[Aim of the task] Each entry has to be copied exactly, with nothing missed.
· · · · ·
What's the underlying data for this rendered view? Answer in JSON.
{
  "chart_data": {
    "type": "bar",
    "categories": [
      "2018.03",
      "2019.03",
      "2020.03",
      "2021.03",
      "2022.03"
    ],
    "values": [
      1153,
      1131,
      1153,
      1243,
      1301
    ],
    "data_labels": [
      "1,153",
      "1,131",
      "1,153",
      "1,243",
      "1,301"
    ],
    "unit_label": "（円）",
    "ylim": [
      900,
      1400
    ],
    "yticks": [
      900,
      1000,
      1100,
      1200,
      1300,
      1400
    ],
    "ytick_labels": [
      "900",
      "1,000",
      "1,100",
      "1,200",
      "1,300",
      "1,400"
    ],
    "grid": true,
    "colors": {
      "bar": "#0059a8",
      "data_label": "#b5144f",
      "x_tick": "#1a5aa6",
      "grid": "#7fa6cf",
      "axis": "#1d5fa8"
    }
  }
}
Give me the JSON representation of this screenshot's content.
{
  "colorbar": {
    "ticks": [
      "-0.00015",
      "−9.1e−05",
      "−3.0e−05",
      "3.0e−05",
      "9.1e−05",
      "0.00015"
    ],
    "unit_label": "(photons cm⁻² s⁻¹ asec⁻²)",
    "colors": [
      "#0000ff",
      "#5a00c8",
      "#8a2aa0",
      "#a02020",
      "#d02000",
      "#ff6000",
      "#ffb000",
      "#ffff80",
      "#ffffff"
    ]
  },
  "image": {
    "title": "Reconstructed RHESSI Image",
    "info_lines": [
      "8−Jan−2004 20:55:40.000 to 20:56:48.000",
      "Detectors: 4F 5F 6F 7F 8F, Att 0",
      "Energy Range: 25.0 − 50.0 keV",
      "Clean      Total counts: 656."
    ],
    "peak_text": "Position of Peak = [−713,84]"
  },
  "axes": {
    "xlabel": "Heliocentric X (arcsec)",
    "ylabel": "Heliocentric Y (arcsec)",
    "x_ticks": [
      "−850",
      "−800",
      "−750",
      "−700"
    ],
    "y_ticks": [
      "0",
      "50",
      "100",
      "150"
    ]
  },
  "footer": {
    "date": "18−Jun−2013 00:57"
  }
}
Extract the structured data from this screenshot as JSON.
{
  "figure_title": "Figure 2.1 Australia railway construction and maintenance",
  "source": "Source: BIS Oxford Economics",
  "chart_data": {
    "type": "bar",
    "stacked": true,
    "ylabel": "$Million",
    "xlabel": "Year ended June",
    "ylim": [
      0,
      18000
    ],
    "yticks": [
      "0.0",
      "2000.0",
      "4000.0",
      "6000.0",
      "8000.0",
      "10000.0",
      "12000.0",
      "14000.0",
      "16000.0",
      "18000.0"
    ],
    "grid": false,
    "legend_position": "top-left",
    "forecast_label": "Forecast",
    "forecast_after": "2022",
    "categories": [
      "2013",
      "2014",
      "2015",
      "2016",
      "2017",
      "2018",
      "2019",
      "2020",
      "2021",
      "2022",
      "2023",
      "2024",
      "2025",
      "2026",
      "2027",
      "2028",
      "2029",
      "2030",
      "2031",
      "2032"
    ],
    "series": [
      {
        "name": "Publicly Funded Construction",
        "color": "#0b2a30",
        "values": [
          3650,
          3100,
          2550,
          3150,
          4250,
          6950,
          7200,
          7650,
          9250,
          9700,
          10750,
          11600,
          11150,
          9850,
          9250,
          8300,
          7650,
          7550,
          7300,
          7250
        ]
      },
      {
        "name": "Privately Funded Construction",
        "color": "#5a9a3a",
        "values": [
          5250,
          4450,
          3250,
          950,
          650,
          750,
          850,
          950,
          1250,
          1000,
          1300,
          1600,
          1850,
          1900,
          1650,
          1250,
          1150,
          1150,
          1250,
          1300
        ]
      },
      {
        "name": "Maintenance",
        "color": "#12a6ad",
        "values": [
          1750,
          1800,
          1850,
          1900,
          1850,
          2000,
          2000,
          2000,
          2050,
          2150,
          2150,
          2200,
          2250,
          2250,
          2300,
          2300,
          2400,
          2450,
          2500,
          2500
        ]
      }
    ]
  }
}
· · · · ·
[Reply to the task]
What's the underlying data for this rendered view? Answer in JSON.
{
  "chart_data": {
    "type": "bar",
    "categories": [
      "2018.03",
      "2019.03",
      "2020.03",
      "2021.03",
      "2022.03"
    ],
    "values": [
      1153,
      1131,
      1153,
      1243,
      1301
    ],
    "data_labels": [
      "1,153",
      "1,131",
      "1,153",
      "1,243",
      "1,301"
    ],
    "unit_label": "（円）",
    "ylim": [
      900,
      1400
    ],
    "yticks": [
      900,
      1000,
      1100,
      1200,
      1300,
      1400
    ],
    "ytick_labels": [
      "900",
      "1,000",
      "1,100",
      "1,200",
      "1,300",
      "1,400"
    ],
    "grid": true,
    "colors": {
      "bar": "#0059a8",
      "data_label": "#b5144f",
      "x_tick": "#1a5aa6",
      "grid": "#7fa6cf",
      "axis": "#1d5fa8"
    }
  }
}
Give me the JSON representation of this screenshot's content.
{
  "colorbar": {
    "ticks": [
      "-0.00015",
      "−9.1e−05",
      "−3.0e−05",
      "3.0e−05",
      "9.1e−05",
      "0.00015"
    ],
    "unit_label": "(photons cm⁻² s⁻¹ asec⁻²)",
    "colors": [
      "#0000ff",
      "#5a00c8",
      "#8a2aa0",
      "#a02020",
      "#d02000",
      "#ff6000",
      "#ffb000",
      "#ffff80",
      "#ffffff"
    ]
  },
  "image": {
    "title": "Reconstructed RHESSI Image",
    "info_lines": [
      "8−Jan−2004 20:55:40.000 to 20:56:48.000",
      "Detectors: 4F 5F 6F 7F 8F, Att 0",
      "Energy Range: 25.0 − 50.0 keV",
      "Clean      Total counts: 656."
    ],
    "peak_text": "Position of Peak = [−713,84]"
  },
  "axes": {
    "xlabel": "Heliocentric X (arcsec)",
    "ylabel": "Heliocentric Y (arcsec)",
    "x_ticks": [
      "−850",
      "−800",
      "−750",
      "−700"
    ],
    "y_ticks": [
      "0",
      "50",
      "100",
      "150"
    ]
  },
  "footer": {
    "date": "18−Jun−2013 00:57"
  }
}
Extract the structured data from this screenshot as JSON.
{
  "figure_title": "Figure 2.1 Australia railway construction and maintenance",
  "source": "Source: BIS Oxford Economics",
  "chart_data": {
    "type": "bar",
    "stacked": true,
    "ylabel": "$Million",
    "xlabel": "Year ended June",
    "ylim": [
      0,
      18000
    ],
    "yticks": [
      "0.0",
      "2000.0",
      "4000.0",
      "6000.0",
      "8000.0",
      "10000.0",
      "12000.0",
      "14000.0",
      "16000.0",
      "18000.0"
    ],
    "grid": false,
    "legend_position": "top-left",
    "forecast_label": "Forecast",
    "forecast_after": "2022",
    "categories": [
      "2013",
      "2014",
      "2015",
      "2016",
      "2017",
      "2018",
      "2019",
      "2020",
      "2021",
      "2022",
      "2023",
      "2024",
      "2025",
      "2026",
      "2027",
      "2028",
      "2029",
      "2030",
      "2031",
      "2032"
    ],
    "series": [
      {
        "name": "Publicly Funded Construction",
        "color": "#0b2a30",
        "values": [
          3650,
          3100,
          2550,
          3150,
          4250,
          6950,
          7200,
          7650,
          9250,
          9700,
          10750,
          11600,
          11150,
          9850,
          9250,
          8300,
          7650,
          7550,
          7300,
          7250
        ]
      },
      {
        "name": "Privately Funded Construction",
        "color": "#5a9a3a",
        "values": [
          5250,
          4450,
          3250,
          950,
          650,
          750,
          850,
          950,
          1250,
          1000,
          1300,
          1600,
          1850,
          1900,
          1650,
          1250,
          1150,
          1150,
          1250,
          1300
        ]
      },
      {
        "name": "Maintenance",
        "color": "#12a6ad",
        "values": [
          1750,
          1800,
          1850,
          1900,
          1850,
          2000,
          2000,
          2000,
          2050,
          2150,
          2150,
          2200,
          2250,
          2250,
          2300,
          2300,
          2400,
          2450,
          2500,
          2500
        ]
      }
    ]
  }
}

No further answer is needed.